-- begin DATA SECTION --
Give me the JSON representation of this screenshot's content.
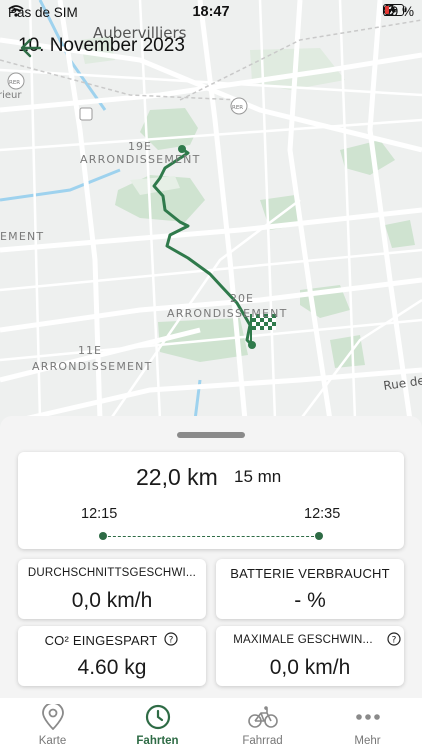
{
  "status_bar": {
    "carrier": "Pas de SIM",
    "time": "18:47",
    "battery": "19 %",
    "icons": [
      "wifi-icon",
      "location-arrow-icon",
      "rotation-lock-icon",
      "battery-charging-icon"
    ]
  },
  "header": {
    "title": "10. November 2023",
    "back_icon": "arrow-left-icon"
  },
  "map": {
    "labels": {
      "city": "Aubervilliers",
      "rer1": "RER",
      "rer2": "RER",
      "rer3": "RER",
      "frag_rieur": "rieur",
      "arr19_num": "19E",
      "arr19": "ARRONDISSEMENT",
      "frag_ement": "EMENT",
      "arr20_num": "20E",
      "arr20": "ARRONDISSEMENT",
      "arr11_num": "11E",
      "arr11": "ARRONDISSEMENT",
      "street": "Rue de"
    }
  },
  "trip": {
    "distance": "22,0 km",
    "duration": "15 mn",
    "start_time": "12:15",
    "end_time": "12:35"
  },
  "stats": {
    "avg_speed": {
      "label": "DURCHSCHNITTSGESCHWI...",
      "value": "0,0 km/h"
    },
    "battery_used": {
      "label": "BATTERIE VERBRAUCHT",
      "value": "- %"
    },
    "co2_saved": {
      "label": "CO² EINGESPART",
      "value": "4.60 kg"
    },
    "max_speed": {
      "label": "MAXIMALE GESCHWIN...",
      "value": "0,0 km/h"
    }
  },
  "tabs": [
    {
      "label": "Karte",
      "icon": "map-pin-icon"
    },
    {
      "label": "Fahrten",
      "icon": "clock-icon",
      "active": true
    },
    {
      "label": "Fahrrad",
      "icon": "bicycle-icon"
    },
    {
      "label": "Mehr",
      "icon": "more-dots-icon"
    }
  ],
  "colors": {
    "accent": "#2e6b45",
    "route": "#2f7a4b",
    "park": "#cfe3d0"
  }
}
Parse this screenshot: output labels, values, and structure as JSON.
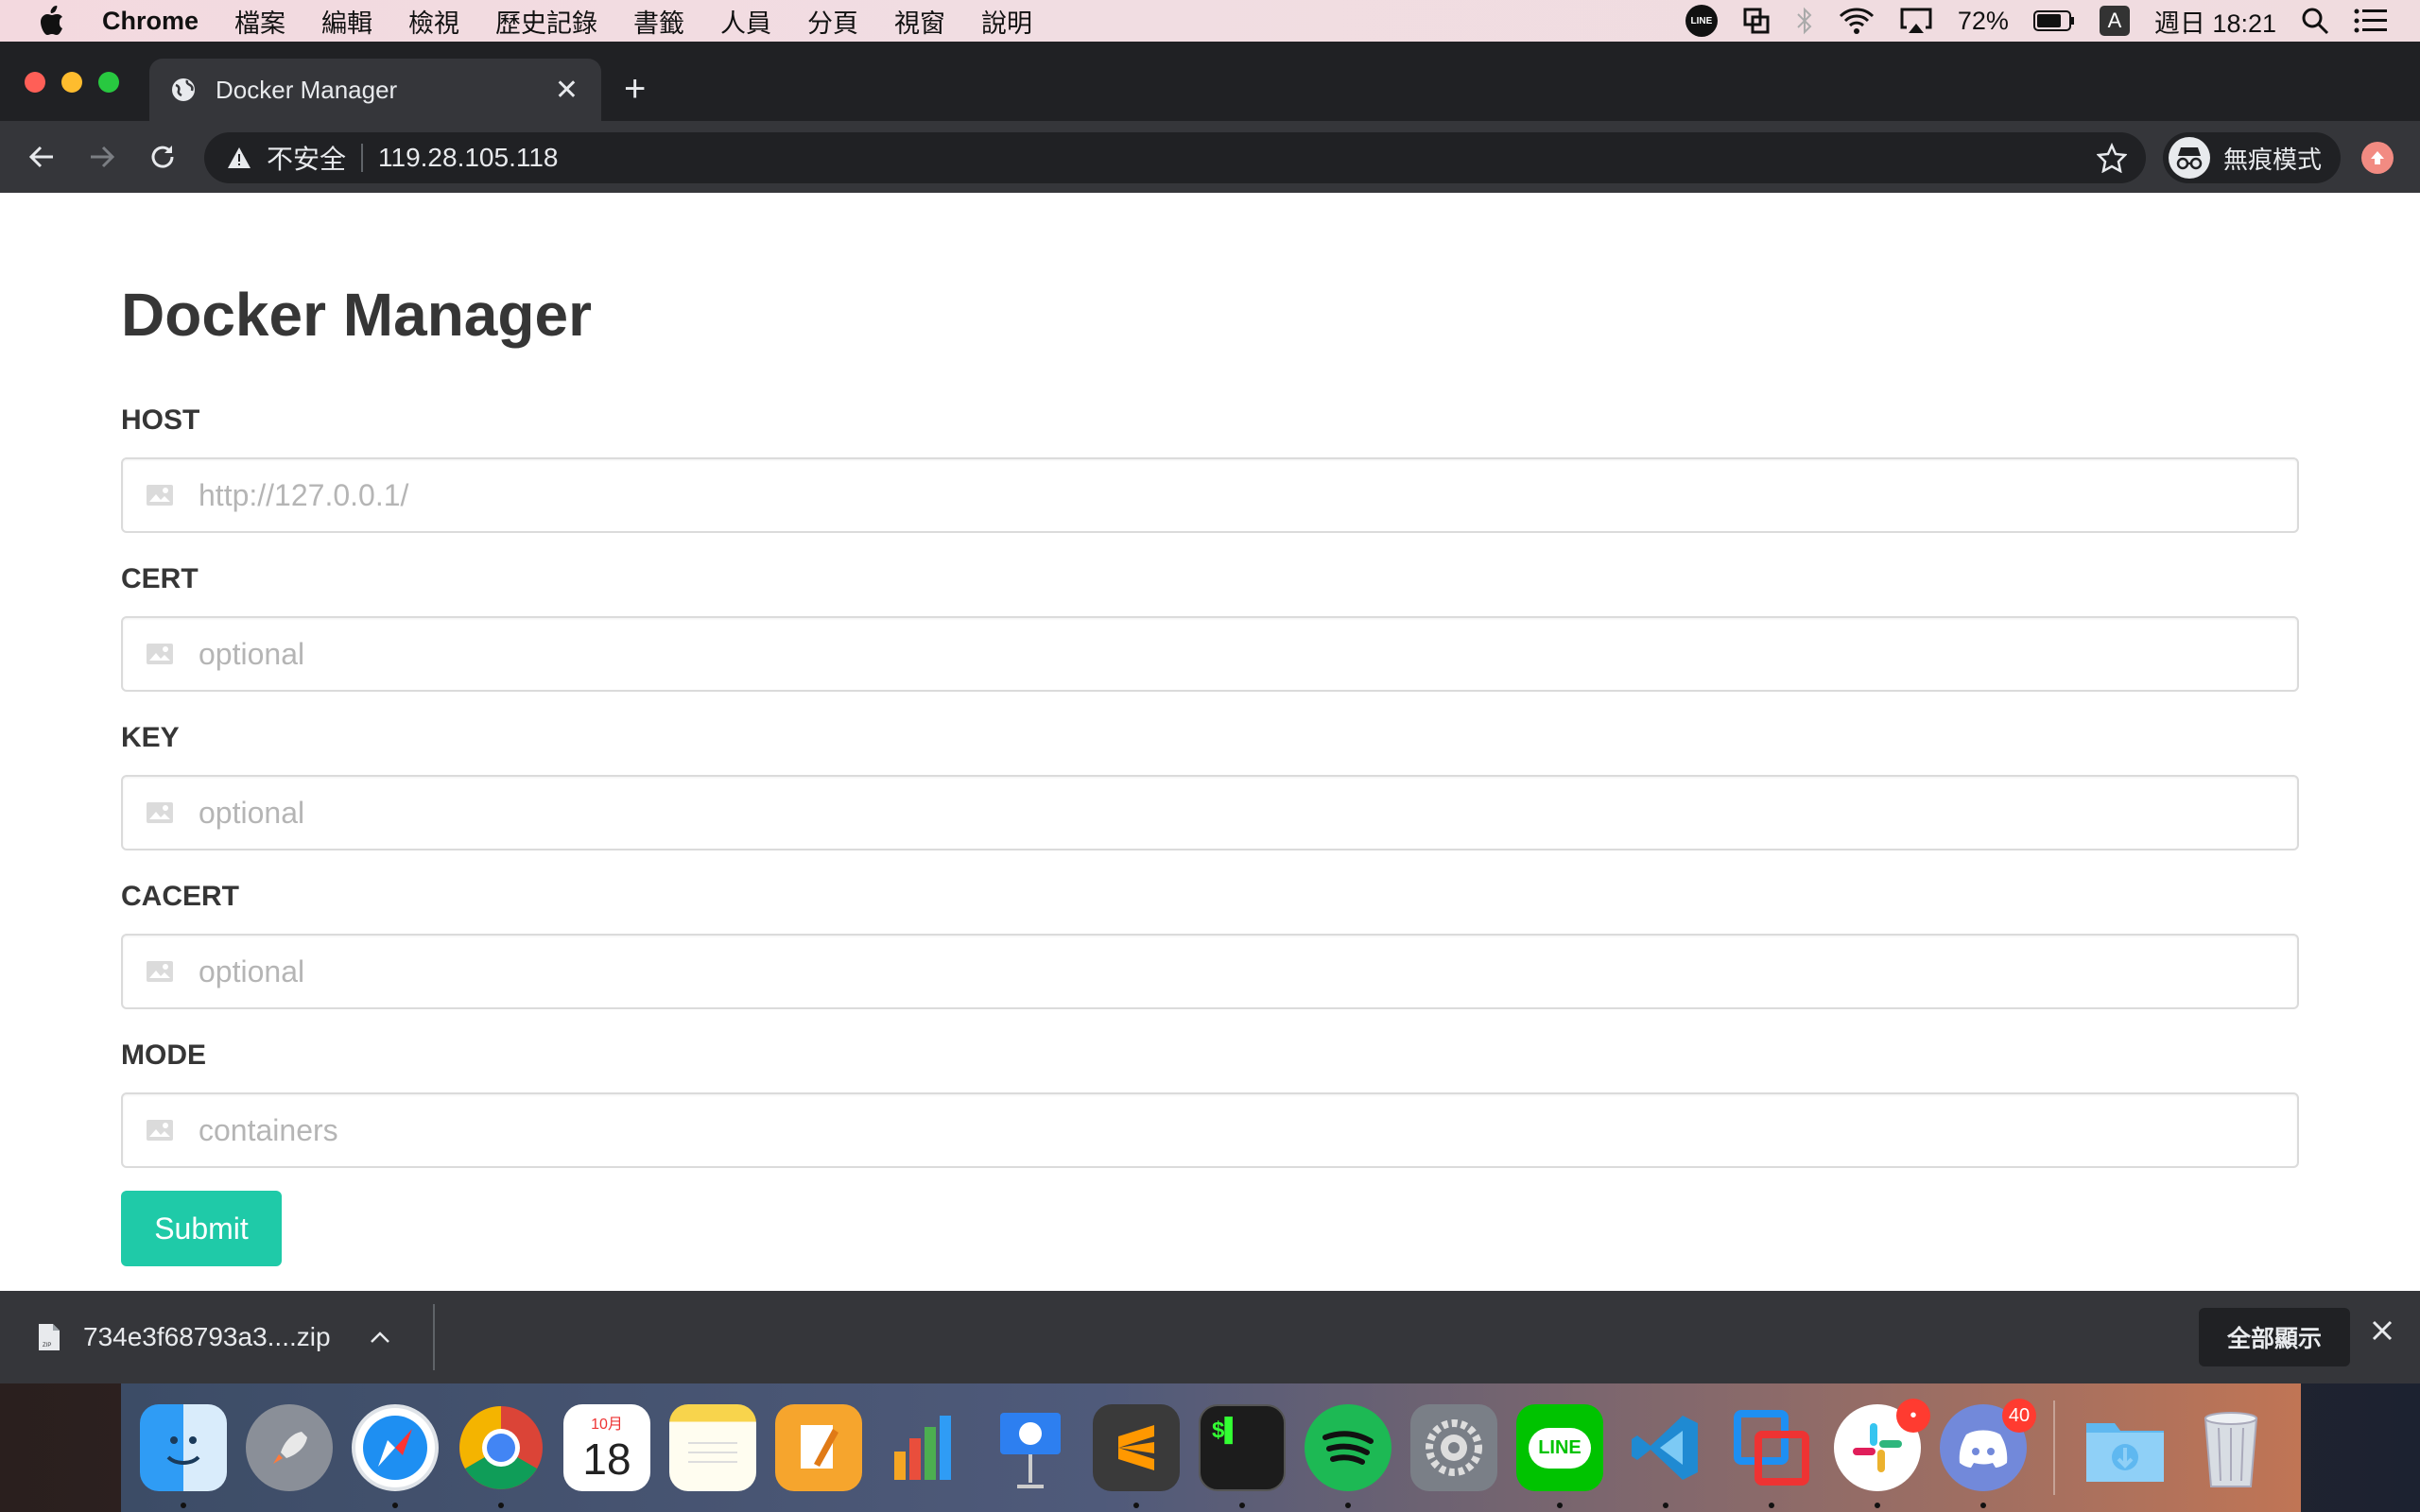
{
  "menubar": {
    "app_name": "Chrome",
    "items": [
      "檔案",
      "編輯",
      "檢視",
      "歷史記錄",
      "書籤",
      "人員",
      "分頁",
      "視窗",
      "說明"
    ],
    "battery": "72%",
    "input_method": "A",
    "clock": "週日 18:21"
  },
  "tab": {
    "title": "Docker Manager"
  },
  "toolbar": {
    "security_label": "不安全",
    "url": "119.28.105.118",
    "profile_label": "無痕模式"
  },
  "page": {
    "title": "Docker Manager",
    "fields": [
      {
        "label": "HOST",
        "placeholder": "http://127.0.0.1/",
        "value": ""
      },
      {
        "label": "CERT",
        "placeholder": "optional",
        "value": ""
      },
      {
        "label": "KEY",
        "placeholder": "optional",
        "value": ""
      },
      {
        "label": "CACERT",
        "placeholder": "optional",
        "value": ""
      },
      {
        "label": "MODE",
        "placeholder": "containers",
        "value": ""
      }
    ],
    "submit_label": "Submit"
  },
  "downloads": {
    "filename": "734e3f68793a3....zip",
    "show_all_label": "全部顯示"
  },
  "dock": {
    "calendar_month": "10月",
    "calendar_day": "18",
    "slack_badge": "•",
    "discord_badge": "40",
    "line_label": "LINE"
  },
  "colors": {
    "submit": "#1fcaa8",
    "chrome_dark": "#202124",
    "chrome_toolbar": "#35363a"
  }
}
-- end DATA SECTION --
• [WORK TO BE COMPLETED]
Reproduce the material word for word, minus the images.

• [EXPECTED ANSWER]
Give me the JSON representation of this screenshot's content.
{
  "status_bar": {
    "carrier": "Pas de SIM",
    "time": "18:47",
    "battery": "19 %",
    "icons": [
      "wifi-icon",
      "location-arrow-icon",
      "rotation-lock-icon",
      "battery-charging-icon"
    ]
  },
  "header": {
    "title": "10. November 2023",
    "back_icon": "arrow-left-icon"
  },
  "map": {
    "labels": {
      "city": "Aubervilliers",
      "rer1": "RER",
      "rer2": "RER",
      "rer3": "RER",
      "frag_rieur": "rieur",
      "arr19_num": "19E",
      "arr19": "ARRONDISSEMENT",
      "frag_ement": "EMENT",
      "arr20_num": "20E",
      "arr20": "ARRONDISSEMENT",
      "arr11_num": "11E",
      "arr11": "ARRONDISSEMENT",
      "street": "Rue de"
    }
  },
  "trip": {
    "distance": "22,0 km",
    "duration": "15 mn",
    "start_time": "12:15",
    "end_time": "12:35"
  },
  "stats": {
    "avg_speed": {
      "label": "DURCHSCHNITTSGESCHWI...",
      "value": "0,0 km/h"
    },
    "battery_used": {
      "label": "BATTERIE VERBRAUCHT",
      "value": "- %"
    },
    "co2_saved": {
      "label": "CO² EINGESPART",
      "value": "4.60 kg"
    },
    "max_speed": {
      "label": "MAXIMALE GESCHWIN...",
      "value": "0,0 km/h"
    }
  },
  "tabs": [
    {
      "label": "Karte",
      "icon": "map-pin-icon"
    },
    {
      "label": "Fahrten",
      "icon": "clock-icon",
      "active": true
    },
    {
      "label": "Fahrrad",
      "icon": "bicycle-icon"
    },
    {
      "label": "Mehr",
      "icon": "more-dots-icon"
    }
  ],
  "colors": {
    "accent": "#2e6b45",
    "route": "#2f7a4b",
    "park": "#cfe3d0"
  }
}
Parse this screenshot: output labels, values, and structure as JSON.
{
  "menubar": {
    "app_name": "Chrome",
    "items": [
      "檔案",
      "編輯",
      "檢視",
      "歷史記錄",
      "書籤",
      "人員",
      "分頁",
      "視窗",
      "說明"
    ],
    "battery": "72%",
    "input_method": "A",
    "clock": "週日 18:21"
  },
  "tab": {
    "title": "Docker Manager"
  },
  "toolbar": {
    "security_label": "不安全",
    "url": "119.28.105.118",
    "profile_label": "無痕模式"
  },
  "page": {
    "title": "Docker Manager",
    "fields": [
      {
        "label": "HOST",
        "placeholder": "http://127.0.0.1/",
        "value": ""
      },
      {
        "label": "CERT",
        "placeholder": "optional",
        "value": ""
      },
      {
        "label": "KEY",
        "placeholder": "optional",
        "value": ""
      },
      {
        "label": "CACERT",
        "placeholder": "optional",
        "value": ""
      },
      {
        "label": "MODE",
        "placeholder": "containers",
        "value": ""
      }
    ],
    "submit_label": "Submit"
  },
  "downloads": {
    "filename": "734e3f68793a3....zip",
    "show_all_label": "全部顯示"
  },
  "dock": {
    "calendar_month": "10月",
    "calendar_day": "18",
    "slack_badge": "•",
    "discord_badge": "40",
    "line_label": "LINE"
  },
  "colors": {
    "submit": "#1fcaa8",
    "chrome_dark": "#202124",
    "chrome_toolbar": "#35363a"
  }
}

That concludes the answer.